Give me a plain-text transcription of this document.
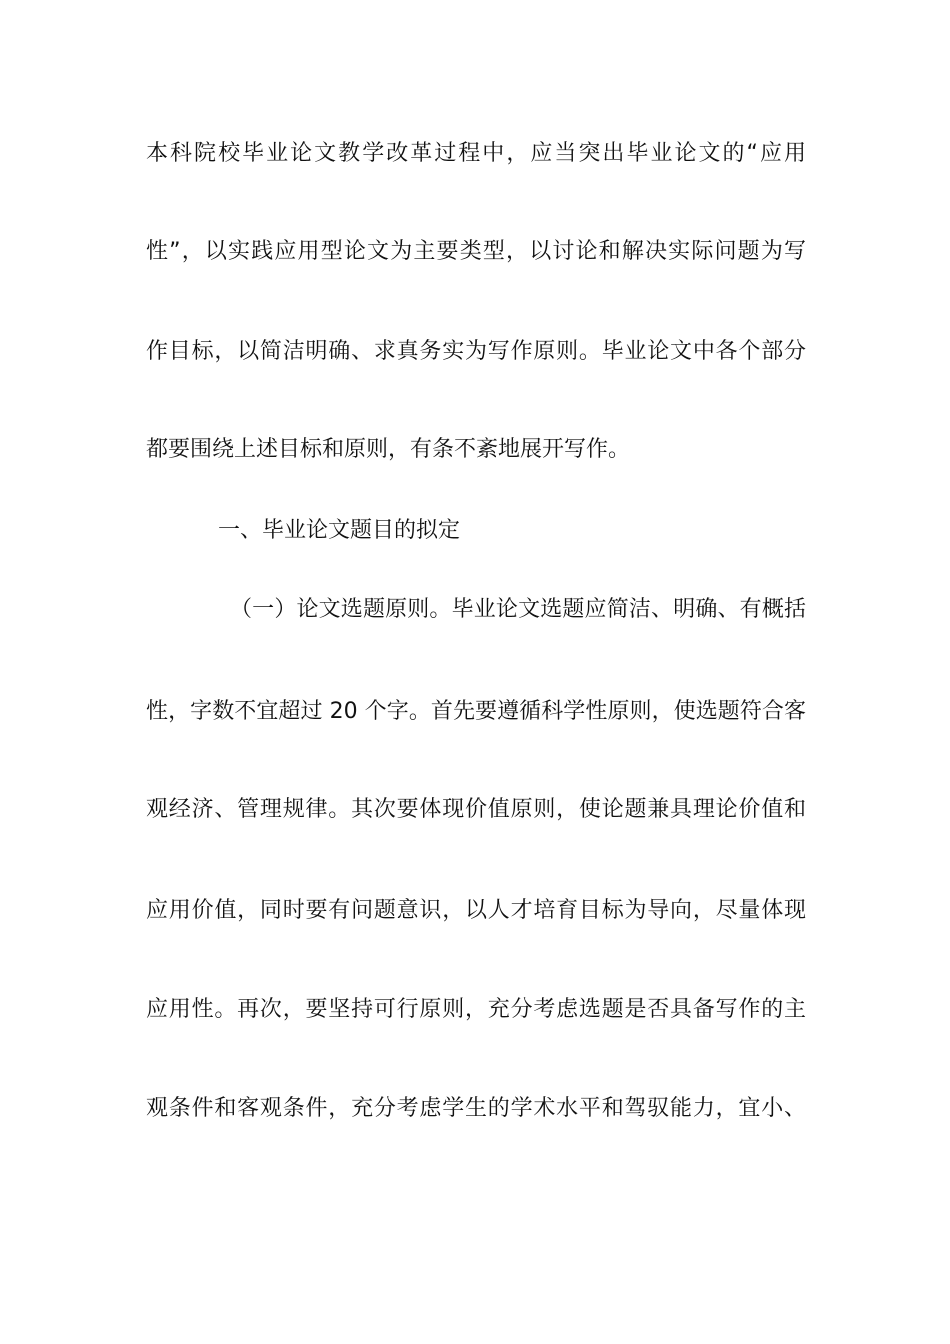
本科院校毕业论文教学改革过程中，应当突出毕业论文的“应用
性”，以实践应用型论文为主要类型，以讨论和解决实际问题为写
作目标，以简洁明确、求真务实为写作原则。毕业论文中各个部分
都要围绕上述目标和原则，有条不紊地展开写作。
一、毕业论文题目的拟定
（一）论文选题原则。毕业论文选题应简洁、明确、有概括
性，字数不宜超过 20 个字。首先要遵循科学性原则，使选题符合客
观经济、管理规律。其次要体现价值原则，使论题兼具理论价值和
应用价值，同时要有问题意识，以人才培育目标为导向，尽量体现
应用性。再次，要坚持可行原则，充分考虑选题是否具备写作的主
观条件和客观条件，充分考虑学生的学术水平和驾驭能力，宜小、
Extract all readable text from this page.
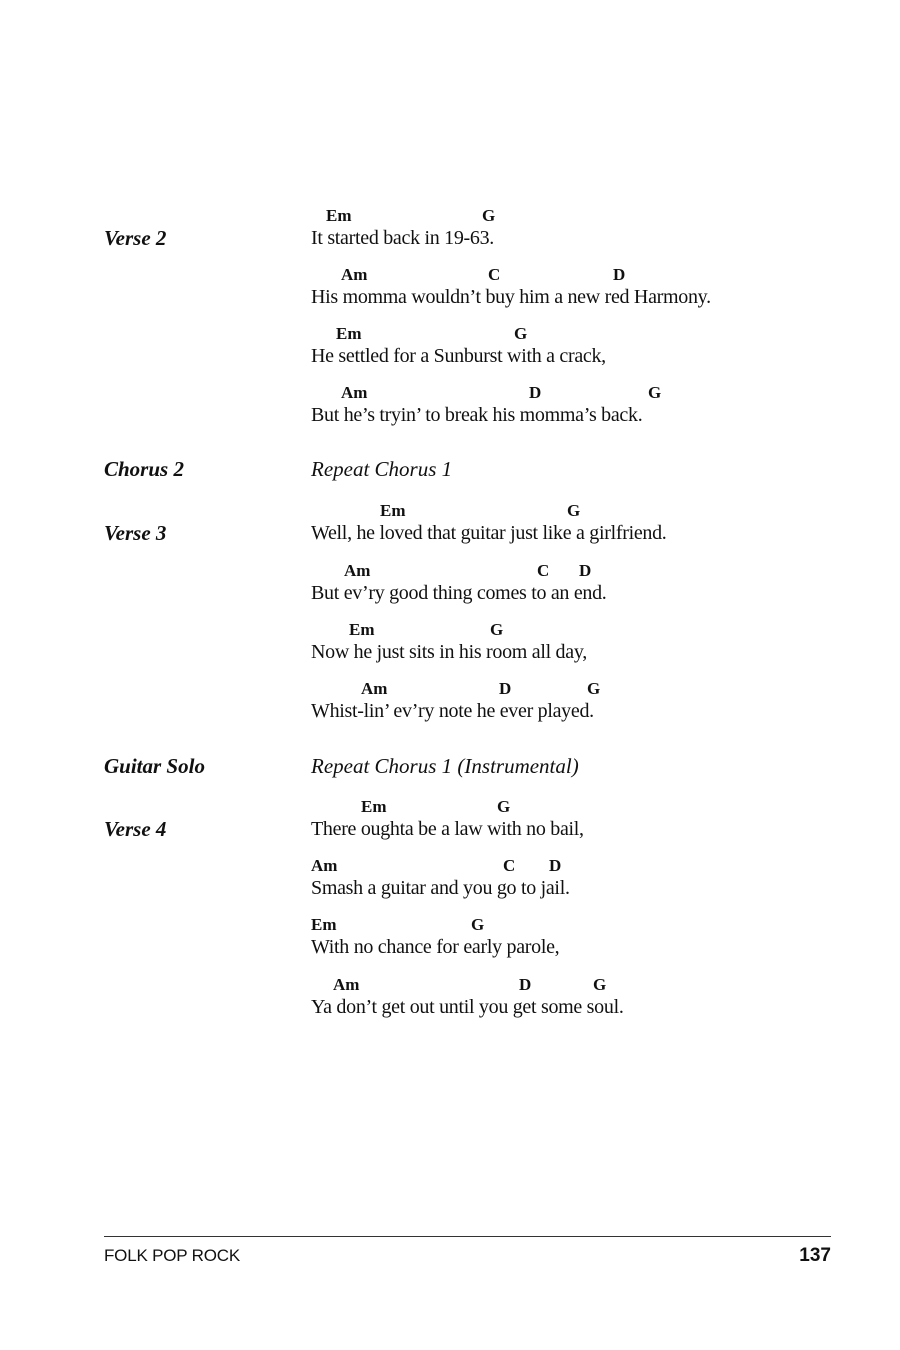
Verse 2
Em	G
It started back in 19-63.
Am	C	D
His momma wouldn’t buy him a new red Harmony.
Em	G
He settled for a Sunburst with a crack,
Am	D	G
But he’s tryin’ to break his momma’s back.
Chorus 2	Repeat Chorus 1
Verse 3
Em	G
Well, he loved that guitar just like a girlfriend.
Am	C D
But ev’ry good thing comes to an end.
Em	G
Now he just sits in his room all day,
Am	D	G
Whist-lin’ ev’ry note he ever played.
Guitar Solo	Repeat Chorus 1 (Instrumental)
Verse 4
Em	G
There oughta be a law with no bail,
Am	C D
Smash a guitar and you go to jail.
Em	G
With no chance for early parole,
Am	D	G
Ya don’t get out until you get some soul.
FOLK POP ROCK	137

═══

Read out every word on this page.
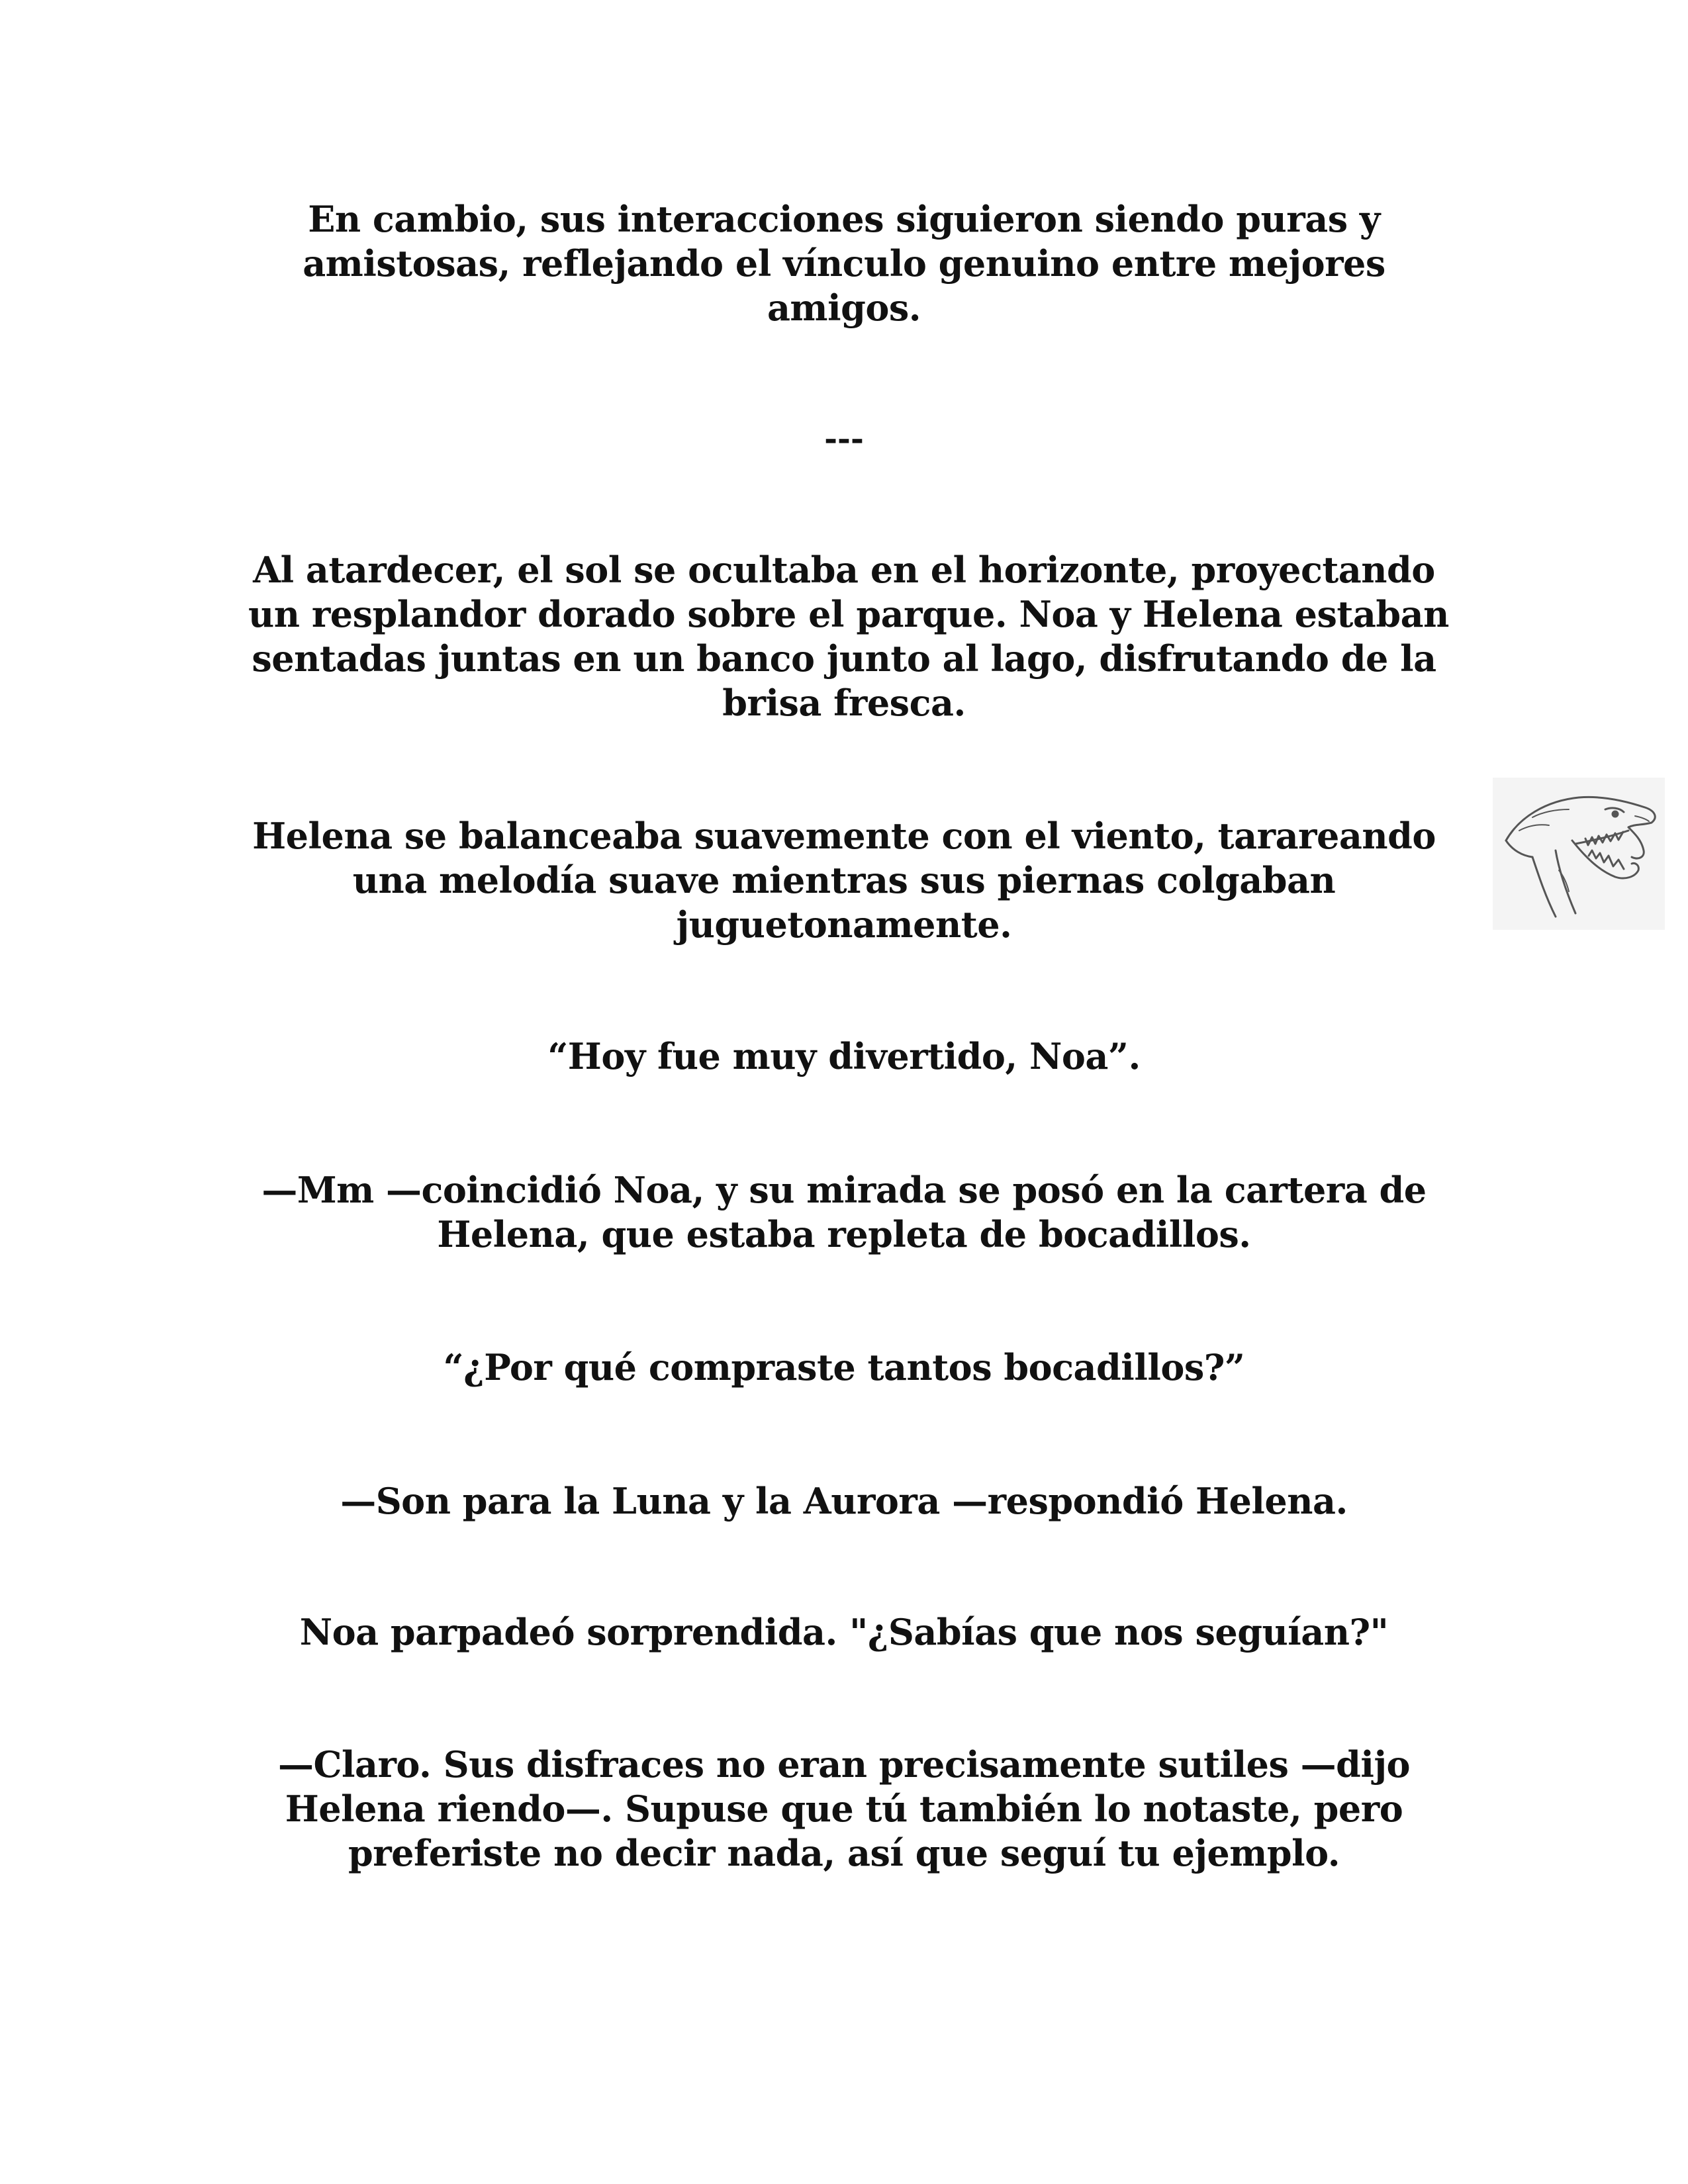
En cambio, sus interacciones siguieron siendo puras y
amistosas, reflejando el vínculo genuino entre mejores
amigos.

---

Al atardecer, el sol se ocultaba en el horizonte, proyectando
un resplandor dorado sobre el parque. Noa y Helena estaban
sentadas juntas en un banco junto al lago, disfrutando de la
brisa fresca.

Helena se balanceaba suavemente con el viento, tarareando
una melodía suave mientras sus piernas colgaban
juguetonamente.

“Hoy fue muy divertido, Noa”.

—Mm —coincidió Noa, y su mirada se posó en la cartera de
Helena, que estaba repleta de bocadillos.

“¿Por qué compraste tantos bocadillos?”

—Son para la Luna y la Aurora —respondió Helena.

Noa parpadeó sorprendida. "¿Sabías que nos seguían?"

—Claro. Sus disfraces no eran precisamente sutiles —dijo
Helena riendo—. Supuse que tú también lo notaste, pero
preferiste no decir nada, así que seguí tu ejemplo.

═══

> _Work required_:
Look through the data above. Find each line with the string "momma" and copy it.

> _Output_:
His momma wouldn’t buy him a new red Harmony.
But he’s tryin’ to break his momma’s back.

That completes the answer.